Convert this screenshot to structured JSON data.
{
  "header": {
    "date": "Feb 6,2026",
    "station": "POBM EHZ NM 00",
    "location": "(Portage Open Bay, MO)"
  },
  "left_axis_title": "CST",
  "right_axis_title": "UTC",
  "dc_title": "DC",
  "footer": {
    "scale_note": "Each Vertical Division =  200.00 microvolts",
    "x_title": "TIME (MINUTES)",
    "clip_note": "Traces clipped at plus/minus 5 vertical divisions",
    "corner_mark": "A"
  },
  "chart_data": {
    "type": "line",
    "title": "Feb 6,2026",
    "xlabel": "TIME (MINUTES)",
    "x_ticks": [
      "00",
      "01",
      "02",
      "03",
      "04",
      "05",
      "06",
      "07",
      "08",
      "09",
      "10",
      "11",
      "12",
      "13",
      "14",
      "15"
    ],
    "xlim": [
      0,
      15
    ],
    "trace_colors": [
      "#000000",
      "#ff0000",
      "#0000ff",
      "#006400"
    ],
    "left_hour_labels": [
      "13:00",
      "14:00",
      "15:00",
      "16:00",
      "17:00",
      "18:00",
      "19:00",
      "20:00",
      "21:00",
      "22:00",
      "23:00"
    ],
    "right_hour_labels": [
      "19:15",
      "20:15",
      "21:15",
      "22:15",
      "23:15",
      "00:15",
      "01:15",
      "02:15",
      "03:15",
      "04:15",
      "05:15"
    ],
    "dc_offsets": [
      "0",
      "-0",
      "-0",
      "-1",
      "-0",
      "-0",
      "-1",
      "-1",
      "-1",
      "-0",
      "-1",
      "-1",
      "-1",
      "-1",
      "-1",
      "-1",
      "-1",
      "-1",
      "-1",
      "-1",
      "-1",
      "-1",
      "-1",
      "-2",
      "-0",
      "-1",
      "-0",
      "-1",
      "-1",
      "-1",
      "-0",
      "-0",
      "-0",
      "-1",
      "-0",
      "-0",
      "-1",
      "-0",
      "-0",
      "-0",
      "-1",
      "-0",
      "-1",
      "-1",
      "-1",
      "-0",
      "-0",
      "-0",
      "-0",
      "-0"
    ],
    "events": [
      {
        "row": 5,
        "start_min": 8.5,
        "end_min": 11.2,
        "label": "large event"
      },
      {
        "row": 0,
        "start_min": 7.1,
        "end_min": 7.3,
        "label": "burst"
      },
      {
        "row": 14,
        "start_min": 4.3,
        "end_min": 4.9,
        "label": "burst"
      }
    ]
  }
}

★ ★ ★ ★

Exactly reproduce all of the entries above.

Exercise output =>
Convert this screenshot to structured JSON data.
{
  "header": {
    "date": "Feb 6,2026",
    "station": "POBM EHZ NM 00",
    "location": "(Portage Open Bay, MO)"
  },
  "left_axis_title": "CST",
  "right_axis_title": "UTC",
  "dc_title": "DC",
  "footer": {
    "scale_note": "Each Vertical Division =  200.00 microvolts",
    "x_title": "TIME (MINUTES)",
    "clip_note": "Traces clipped at plus/minus 5 vertical divisions",
    "corner_mark": "A"
  },
  "chart_data": {
    "type": "line",
    "title": "Feb 6,2026",
    "xlabel": "TIME (MINUTES)",
    "x_ticks": [
      "00",
      "01",
      "02",
      "03",
      "04",
      "05",
      "06",
      "07",
      "08",
      "09",
      "10",
      "11",
      "12",
      "13",
      "14",
      "15"
    ],
    "xlim": [
      0,
      15
    ],
    "trace_colors": [
      "#000000",
      "#ff0000",
      "#0000ff",
      "#006400"
    ],
    "left_hour_labels": [
      "13:00",
      "14:00",
      "15:00",
      "16:00",
      "17:00",
      "18:00",
      "19:00",
      "20:00",
      "21:00",
      "22:00",
      "23:00"
    ],
    "right_hour_labels": [
      "19:15",
      "20:15",
      "21:15",
      "22:15",
      "23:15",
      "00:15",
      "01:15",
      "02:15",
      "03:15",
      "04:15",
      "05:15"
    ],
    "dc_offsets": [
      "0",
      "-0",
      "-0",
      "-1",
      "-0",
      "-0",
      "-1",
      "-1",
      "-1",
      "-0",
      "-1",
      "-1",
      "-1",
      "-1",
      "-1",
      "-1",
      "-1",
      "-1",
      "-1",
      "-1",
      "-1",
      "-1",
      "-1",
      "-2",
      "-0",
      "-1",
      "-0",
      "-1",
      "-1",
      "-1",
      "-0",
      "-0",
      "-0",
      "-1",
      "-0",
      "-0",
      "-1",
      "-0",
      "-0",
      "-0",
      "-1",
      "-0",
      "-1",
      "-1",
      "-1",
      "-0",
      "-0",
      "-0",
      "-0",
      "-0"
    ],
    "events": [
      {
        "row": 5,
        "start_min": 8.5,
        "end_min": 11.2,
        "label": "large event"
      },
      {
        "row": 0,
        "start_min": 7.1,
        "end_min": 7.3,
        "label": "burst"
      },
      {
        "row": 14,
        "start_min": 4.3,
        "end_min": 4.9,
        "label": "burst"
      }
    ]
  }
}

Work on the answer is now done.